__Exercise materials__.

..........

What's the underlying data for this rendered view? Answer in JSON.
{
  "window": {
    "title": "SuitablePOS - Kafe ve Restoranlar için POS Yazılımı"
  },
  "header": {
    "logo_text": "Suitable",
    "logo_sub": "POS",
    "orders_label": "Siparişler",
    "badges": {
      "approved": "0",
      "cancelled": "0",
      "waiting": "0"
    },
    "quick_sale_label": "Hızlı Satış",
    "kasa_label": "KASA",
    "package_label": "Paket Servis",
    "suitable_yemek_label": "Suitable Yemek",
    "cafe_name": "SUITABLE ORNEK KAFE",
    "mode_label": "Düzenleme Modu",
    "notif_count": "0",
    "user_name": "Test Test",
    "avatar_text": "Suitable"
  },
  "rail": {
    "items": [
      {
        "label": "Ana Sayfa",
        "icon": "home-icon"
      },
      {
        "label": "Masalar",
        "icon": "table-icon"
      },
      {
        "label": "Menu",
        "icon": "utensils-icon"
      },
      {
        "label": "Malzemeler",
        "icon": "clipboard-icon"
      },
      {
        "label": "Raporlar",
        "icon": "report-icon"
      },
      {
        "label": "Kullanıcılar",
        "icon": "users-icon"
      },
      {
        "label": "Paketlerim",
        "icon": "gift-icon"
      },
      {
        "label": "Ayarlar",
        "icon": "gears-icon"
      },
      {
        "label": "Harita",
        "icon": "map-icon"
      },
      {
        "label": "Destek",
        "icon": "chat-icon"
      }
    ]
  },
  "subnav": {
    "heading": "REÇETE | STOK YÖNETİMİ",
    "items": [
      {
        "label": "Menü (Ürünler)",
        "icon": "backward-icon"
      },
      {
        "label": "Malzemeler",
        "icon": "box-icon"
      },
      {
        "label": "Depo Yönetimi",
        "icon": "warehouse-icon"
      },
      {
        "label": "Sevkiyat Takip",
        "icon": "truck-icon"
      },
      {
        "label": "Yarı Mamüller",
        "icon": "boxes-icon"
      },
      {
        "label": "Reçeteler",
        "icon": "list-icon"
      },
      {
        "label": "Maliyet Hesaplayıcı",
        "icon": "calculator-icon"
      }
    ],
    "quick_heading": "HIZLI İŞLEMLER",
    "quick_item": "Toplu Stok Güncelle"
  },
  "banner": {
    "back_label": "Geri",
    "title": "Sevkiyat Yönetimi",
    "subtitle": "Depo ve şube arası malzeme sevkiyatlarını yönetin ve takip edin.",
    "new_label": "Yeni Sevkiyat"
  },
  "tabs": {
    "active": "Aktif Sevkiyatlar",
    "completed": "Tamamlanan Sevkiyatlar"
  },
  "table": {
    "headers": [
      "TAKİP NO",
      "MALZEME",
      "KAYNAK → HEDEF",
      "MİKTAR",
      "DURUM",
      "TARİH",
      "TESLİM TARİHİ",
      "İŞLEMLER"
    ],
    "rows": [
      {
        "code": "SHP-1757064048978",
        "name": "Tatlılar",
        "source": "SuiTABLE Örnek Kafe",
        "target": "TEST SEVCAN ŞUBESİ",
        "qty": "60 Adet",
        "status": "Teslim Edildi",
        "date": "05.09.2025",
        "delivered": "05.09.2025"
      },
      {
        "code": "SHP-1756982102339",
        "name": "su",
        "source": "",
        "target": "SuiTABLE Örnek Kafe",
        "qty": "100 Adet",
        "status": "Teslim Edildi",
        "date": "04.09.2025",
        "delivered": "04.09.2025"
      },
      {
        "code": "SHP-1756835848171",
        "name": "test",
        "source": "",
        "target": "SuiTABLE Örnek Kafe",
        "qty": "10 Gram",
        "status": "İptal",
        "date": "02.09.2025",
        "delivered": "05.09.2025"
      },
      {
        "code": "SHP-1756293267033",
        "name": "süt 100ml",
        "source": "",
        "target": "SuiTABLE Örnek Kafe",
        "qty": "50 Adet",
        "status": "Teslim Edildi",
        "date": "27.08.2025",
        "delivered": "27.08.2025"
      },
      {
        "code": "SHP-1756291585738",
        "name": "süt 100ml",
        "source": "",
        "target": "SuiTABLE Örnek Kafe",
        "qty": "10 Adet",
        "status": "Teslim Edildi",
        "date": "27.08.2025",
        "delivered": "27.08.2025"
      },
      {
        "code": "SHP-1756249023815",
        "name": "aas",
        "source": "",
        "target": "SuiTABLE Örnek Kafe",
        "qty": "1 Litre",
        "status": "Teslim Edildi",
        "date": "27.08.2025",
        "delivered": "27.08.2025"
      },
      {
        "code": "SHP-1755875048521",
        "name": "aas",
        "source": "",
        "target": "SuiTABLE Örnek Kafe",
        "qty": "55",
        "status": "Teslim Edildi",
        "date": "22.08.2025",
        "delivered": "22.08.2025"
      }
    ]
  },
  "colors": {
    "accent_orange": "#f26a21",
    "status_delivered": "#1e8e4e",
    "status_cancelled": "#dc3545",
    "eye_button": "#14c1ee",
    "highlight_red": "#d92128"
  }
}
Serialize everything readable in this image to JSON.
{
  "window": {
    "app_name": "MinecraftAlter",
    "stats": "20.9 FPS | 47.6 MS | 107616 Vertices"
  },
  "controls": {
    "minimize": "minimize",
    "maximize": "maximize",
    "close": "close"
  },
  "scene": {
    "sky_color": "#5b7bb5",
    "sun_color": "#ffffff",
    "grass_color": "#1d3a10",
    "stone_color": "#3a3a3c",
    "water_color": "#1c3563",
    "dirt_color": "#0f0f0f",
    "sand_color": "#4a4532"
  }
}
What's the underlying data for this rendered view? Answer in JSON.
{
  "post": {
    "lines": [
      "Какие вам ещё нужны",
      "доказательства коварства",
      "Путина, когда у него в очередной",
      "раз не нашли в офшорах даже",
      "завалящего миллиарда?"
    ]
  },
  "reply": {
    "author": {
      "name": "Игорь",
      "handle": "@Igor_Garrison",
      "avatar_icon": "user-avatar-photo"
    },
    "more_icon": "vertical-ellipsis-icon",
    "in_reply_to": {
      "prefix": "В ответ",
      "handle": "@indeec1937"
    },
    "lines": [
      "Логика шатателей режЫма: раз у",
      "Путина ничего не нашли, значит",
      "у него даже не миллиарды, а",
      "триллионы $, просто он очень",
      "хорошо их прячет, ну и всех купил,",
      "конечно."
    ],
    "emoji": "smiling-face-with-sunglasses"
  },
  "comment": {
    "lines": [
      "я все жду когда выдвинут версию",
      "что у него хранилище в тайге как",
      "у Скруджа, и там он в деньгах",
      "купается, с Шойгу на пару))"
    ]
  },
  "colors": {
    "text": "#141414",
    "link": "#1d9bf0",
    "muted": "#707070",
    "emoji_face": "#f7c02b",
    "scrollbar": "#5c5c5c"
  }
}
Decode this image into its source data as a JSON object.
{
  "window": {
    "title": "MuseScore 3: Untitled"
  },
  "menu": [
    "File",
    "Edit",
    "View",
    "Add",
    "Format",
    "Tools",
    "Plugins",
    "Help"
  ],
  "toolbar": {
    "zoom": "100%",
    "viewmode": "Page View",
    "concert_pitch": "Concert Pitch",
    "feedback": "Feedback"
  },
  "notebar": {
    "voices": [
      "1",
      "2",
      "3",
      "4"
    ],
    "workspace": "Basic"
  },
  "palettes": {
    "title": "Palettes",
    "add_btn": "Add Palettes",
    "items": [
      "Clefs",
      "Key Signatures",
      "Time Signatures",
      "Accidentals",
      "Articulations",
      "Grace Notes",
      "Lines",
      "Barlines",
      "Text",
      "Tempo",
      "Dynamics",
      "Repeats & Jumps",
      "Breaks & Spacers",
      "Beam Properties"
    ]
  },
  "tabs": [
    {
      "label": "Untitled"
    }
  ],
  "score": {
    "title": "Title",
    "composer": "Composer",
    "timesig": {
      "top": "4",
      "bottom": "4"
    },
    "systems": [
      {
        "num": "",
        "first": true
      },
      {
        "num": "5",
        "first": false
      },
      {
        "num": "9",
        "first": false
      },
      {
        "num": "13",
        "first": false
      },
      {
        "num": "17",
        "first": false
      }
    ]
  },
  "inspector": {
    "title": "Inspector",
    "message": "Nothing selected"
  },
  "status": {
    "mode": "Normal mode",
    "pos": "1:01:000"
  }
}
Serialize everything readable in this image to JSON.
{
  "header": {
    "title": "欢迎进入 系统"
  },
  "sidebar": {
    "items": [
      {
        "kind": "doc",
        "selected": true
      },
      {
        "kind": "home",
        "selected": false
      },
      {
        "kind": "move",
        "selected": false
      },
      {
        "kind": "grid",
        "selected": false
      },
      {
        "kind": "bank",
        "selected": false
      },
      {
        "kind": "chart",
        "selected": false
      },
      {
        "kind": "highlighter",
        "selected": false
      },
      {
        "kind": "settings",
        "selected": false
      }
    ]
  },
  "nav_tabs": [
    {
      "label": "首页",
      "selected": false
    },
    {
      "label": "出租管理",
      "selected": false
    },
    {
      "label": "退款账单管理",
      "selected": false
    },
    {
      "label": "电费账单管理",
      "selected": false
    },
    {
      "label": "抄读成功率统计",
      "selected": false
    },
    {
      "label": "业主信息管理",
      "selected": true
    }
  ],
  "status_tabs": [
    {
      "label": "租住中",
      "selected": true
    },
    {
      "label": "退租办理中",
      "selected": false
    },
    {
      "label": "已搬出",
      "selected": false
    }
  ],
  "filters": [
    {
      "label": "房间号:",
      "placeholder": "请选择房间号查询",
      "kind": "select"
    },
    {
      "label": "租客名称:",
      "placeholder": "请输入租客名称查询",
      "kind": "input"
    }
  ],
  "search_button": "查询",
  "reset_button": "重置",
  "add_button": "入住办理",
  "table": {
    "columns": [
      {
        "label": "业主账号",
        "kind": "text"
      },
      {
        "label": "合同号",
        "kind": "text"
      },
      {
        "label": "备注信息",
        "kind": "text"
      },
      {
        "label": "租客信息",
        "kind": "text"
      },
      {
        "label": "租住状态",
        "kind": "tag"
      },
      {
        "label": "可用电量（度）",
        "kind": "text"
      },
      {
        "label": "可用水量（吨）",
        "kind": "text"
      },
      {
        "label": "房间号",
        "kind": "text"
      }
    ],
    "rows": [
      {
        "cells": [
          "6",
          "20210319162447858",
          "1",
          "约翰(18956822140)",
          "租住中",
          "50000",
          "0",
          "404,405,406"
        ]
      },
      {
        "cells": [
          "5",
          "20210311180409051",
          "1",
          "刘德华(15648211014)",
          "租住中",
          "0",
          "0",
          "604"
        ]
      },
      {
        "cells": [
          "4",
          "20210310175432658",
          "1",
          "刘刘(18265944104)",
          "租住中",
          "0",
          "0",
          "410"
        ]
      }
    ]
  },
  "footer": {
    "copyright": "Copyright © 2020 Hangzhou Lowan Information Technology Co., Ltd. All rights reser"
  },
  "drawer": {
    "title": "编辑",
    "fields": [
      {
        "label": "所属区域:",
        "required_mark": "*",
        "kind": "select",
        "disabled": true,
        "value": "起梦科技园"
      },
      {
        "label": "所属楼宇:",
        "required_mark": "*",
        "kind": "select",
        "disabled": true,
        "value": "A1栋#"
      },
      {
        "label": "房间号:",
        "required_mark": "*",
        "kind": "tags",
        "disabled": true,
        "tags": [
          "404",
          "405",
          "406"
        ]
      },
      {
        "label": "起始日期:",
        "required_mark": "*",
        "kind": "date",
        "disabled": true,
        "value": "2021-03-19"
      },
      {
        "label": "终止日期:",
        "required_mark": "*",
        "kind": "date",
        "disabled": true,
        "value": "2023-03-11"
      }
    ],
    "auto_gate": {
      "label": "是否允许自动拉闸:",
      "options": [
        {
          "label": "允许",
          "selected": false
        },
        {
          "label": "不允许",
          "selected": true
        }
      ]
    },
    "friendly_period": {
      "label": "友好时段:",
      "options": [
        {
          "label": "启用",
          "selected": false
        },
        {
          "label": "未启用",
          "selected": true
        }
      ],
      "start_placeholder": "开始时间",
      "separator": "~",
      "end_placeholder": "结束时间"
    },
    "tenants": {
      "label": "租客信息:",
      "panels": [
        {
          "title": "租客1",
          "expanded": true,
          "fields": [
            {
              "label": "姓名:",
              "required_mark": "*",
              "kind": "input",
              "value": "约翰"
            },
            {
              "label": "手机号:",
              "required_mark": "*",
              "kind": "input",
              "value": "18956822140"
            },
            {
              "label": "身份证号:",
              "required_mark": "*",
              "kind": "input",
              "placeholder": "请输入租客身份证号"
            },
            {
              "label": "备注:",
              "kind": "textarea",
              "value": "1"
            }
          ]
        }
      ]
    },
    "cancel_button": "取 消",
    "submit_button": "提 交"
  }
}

..........

__Work required__. Which lines include "него"? Copy each of them out.

__Answer for this exercise__.
      "Путина, когда у него в очередной",
      "у него даже не миллиарды, а",
      "что у него хранилище в тайге как",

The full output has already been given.